- [Required task]
Write out each line beneath this one exactly as it reads.

- [Dataset entries]

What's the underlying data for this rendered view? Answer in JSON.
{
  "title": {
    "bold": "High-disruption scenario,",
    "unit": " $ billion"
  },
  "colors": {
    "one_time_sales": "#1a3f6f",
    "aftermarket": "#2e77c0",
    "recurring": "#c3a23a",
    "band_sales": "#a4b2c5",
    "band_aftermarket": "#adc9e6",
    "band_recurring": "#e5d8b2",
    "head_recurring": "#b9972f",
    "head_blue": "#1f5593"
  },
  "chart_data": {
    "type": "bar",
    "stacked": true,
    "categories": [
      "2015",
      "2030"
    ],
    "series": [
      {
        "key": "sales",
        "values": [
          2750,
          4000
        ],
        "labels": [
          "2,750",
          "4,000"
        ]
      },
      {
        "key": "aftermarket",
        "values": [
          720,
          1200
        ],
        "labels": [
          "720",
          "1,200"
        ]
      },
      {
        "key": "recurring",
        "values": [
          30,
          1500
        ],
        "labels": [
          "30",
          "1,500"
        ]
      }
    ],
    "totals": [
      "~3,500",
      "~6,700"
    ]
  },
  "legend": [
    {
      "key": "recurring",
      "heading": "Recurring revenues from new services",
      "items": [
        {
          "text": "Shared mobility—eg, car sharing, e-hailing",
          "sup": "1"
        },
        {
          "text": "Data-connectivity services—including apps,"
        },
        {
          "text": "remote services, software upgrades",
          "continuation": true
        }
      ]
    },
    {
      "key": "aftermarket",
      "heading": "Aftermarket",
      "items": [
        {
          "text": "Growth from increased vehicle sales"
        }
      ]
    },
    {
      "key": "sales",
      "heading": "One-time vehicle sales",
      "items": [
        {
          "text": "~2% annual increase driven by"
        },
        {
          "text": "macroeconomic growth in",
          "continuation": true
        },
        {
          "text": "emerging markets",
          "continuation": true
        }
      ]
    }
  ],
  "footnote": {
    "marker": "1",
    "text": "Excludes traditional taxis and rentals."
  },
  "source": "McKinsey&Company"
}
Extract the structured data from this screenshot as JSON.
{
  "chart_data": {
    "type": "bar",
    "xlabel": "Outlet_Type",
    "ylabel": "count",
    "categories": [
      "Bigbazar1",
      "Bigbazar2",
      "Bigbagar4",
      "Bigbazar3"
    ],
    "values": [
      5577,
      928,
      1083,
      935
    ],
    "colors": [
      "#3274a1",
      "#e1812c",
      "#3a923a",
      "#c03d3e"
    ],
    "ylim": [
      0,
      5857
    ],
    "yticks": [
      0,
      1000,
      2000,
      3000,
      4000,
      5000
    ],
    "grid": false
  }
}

- [Full answer]
What's the underlying data for this rendered view? Answer in JSON.
{
  "title": {
    "bold": "High-disruption scenario,",
    "unit": " $ billion"
  },
  "colors": {
    "one_time_sales": "#1a3f6f",
    "aftermarket": "#2e77c0",
    "recurring": "#c3a23a",
    "band_sales": "#a4b2c5",
    "band_aftermarket": "#adc9e6",
    "band_recurring": "#e5d8b2",
    "head_recurring": "#b9972f",
    "head_blue": "#1f5593"
  },
  "chart_data": {
    "type": "bar",
    "stacked": true,
    "categories": [
      "2015",
      "2030"
    ],
    "series": [
      {
        "key": "sales",
        "values": [
          2750,
          4000
        ],
        "labels": [
          "2,750",
          "4,000"
        ]
      },
      {
        "key": "aftermarket",
        "values": [
          720,
          1200
        ],
        "labels": [
          "720",
          "1,200"
        ]
      },
      {
        "key": "recurring",
        "values": [
          30,
          1500
        ],
        "labels": [
          "30",
          "1,500"
        ]
      }
    ],
    "totals": [
      "~3,500",
      "~6,700"
    ]
  },
  "legend": [
    {
      "key": "recurring",
      "heading": "Recurring revenues from new services",
      "items": [
        {
          "text": "Shared mobility—eg, car sharing, e-hailing",
          "sup": "1"
        },
        {
          "text": "Data-connectivity services—including apps,"
        },
        {
          "text": "remote services, software upgrades",
          "continuation": true
        }
      ]
    },
    {
      "key": "aftermarket",
      "heading": "Aftermarket",
      "items": [
        {
          "text": "Growth from increased vehicle sales"
        }
      ]
    },
    {
      "key": "sales",
      "heading": "One-time vehicle sales",
      "items": [
        {
          "text": "~2% annual increase driven by"
        },
        {
          "text": "macroeconomic growth in",
          "continuation": true
        },
        {
          "text": "emerging markets",
          "continuation": true
        }
      ]
    }
  ],
  "footnote": {
    "marker": "1",
    "text": "Excludes traditional taxis and rentals."
  },
  "source": "McKinsey&Company"
}
Extract the structured data from this screenshot as JSON.
{
  "chart_data": {
    "type": "bar",
    "xlabel": "Outlet_Type",
    "ylabel": "count",
    "categories": [
      "Bigbazar1",
      "Bigbazar2",
      "Bigbagar4",
      "Bigbazar3"
    ],
    "values": [
      5577,
      928,
      1083,
      935
    ],
    "colors": [
      "#3274a1",
      "#e1812c",
      "#3a923a",
      "#c03d3e"
    ],
    "ylim": [
      0,
      5857
    ],
    "yticks": [
      0,
      1000,
      2000,
      3000,
      4000,
      5000
    ],
    "grid": false
  }
}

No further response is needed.